- EXERCISE REQUIREMENTS -
Scan the lines below for the string "phone" and copy every one that has it.
___ EXTRACTED RECORDS ___
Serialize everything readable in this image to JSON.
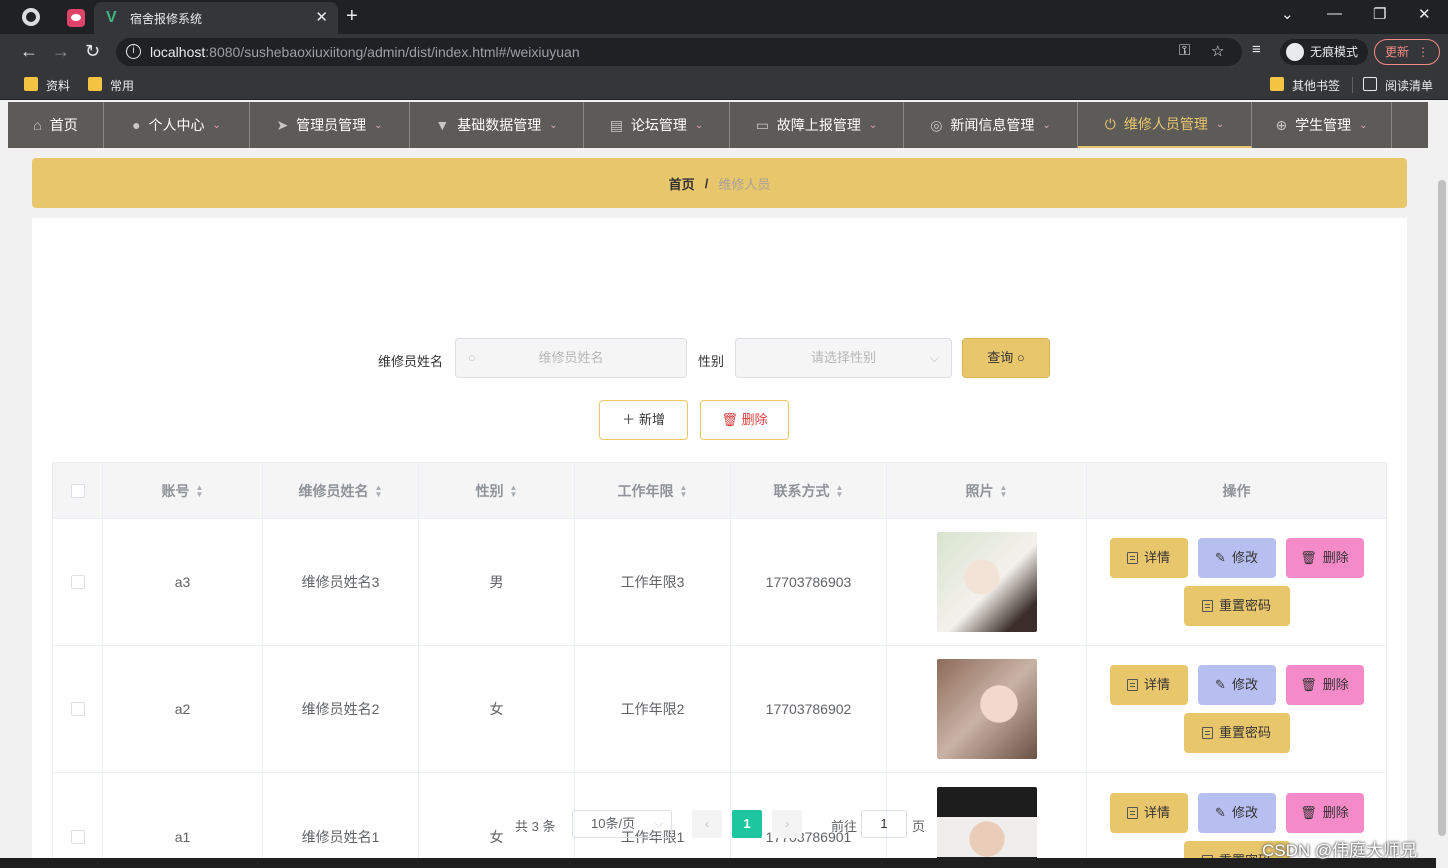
{
  "browser": {
    "tab_title": "宿舍报修系统",
    "url_host": "localhost",
    "url_rest": ":8080/sushebaoxiuxiitong/admin/dist/index.html#/weixiuyuan",
    "incognito_label": "无痕模式",
    "update_label": "更新",
    "bookmarks": [
      "资料",
      "常用"
    ],
    "other_bookmarks": "其他书签",
    "reading_list": "阅读清单"
  },
  "nav": {
    "items": [
      {
        "label": "首页",
        "icon": "home-icon"
      },
      {
        "label": "个人中心",
        "icon": "user-icon"
      },
      {
        "label": "管理员管理",
        "icon": "paper-plane-icon"
      },
      {
        "label": "基础数据管理",
        "icon": "brush-icon"
      },
      {
        "label": "论坛管理",
        "icon": "clipboard-icon"
      },
      {
        "label": "故障上报管理",
        "icon": "monitor-icon"
      },
      {
        "label": "新闻信息管理",
        "icon": "lifebuoy-icon"
      },
      {
        "label": "维修人员管理",
        "icon": "power-icon"
      },
      {
        "label": "学生管理",
        "icon": "crosshair-icon"
      }
    ],
    "active_index": 7
  },
  "breadcrumb": {
    "home": "首页",
    "separator": "/",
    "current": "维修人员"
  },
  "search": {
    "name_label": "维修员姓名",
    "name_placeholder": "维修员姓名",
    "gender_label": "性别",
    "gender_placeholder": "请选择性别",
    "query_label": "查询"
  },
  "actions": {
    "add_label": "新增",
    "delete_label": "删除"
  },
  "table": {
    "headers": [
      "账号",
      "维修员姓名",
      "性别",
      "工作年限",
      "联系方式",
      "照片",
      "操作"
    ],
    "rows": [
      {
        "account": "a3",
        "name": "维修员姓名3",
        "gender": "男",
        "years": "工作年限3",
        "phone": "17703786903"
      },
      {
        "account": "a2",
        "name": "维修员姓名2",
        "gender": "女",
        "years": "工作年限2",
        "phone": "17703786902"
      },
      {
        "account": "a1",
        "name": "维修员姓名1",
        "gender": "女",
        "years": "工作年限1",
        "phone": "17703786901"
      }
    ],
    "row_ops": {
      "detail": "详情",
      "edit": "修改",
      "remove": "删除",
      "reset": "重置密码"
    }
  },
  "pagination": {
    "total": "共 3 条",
    "page_size": "10条/页",
    "current_page": "1",
    "goto_label": "前往",
    "goto_value": "1",
    "page_suffix": "页"
  },
  "watermark": "CSDN @伟庭大师兄",
  "colors": {
    "accent": "#e8c66b",
    "nav_bg": "#5d5b58",
    "page_active": "#1ec6a0",
    "edit_btn": "#b7bff0",
    "remove_btn": "#f48ac8"
  }
}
___
- EXERCISE ANSWER -
        "phone": "17703786903"
        "phone": "17703786902"
        "phone": "17703786901"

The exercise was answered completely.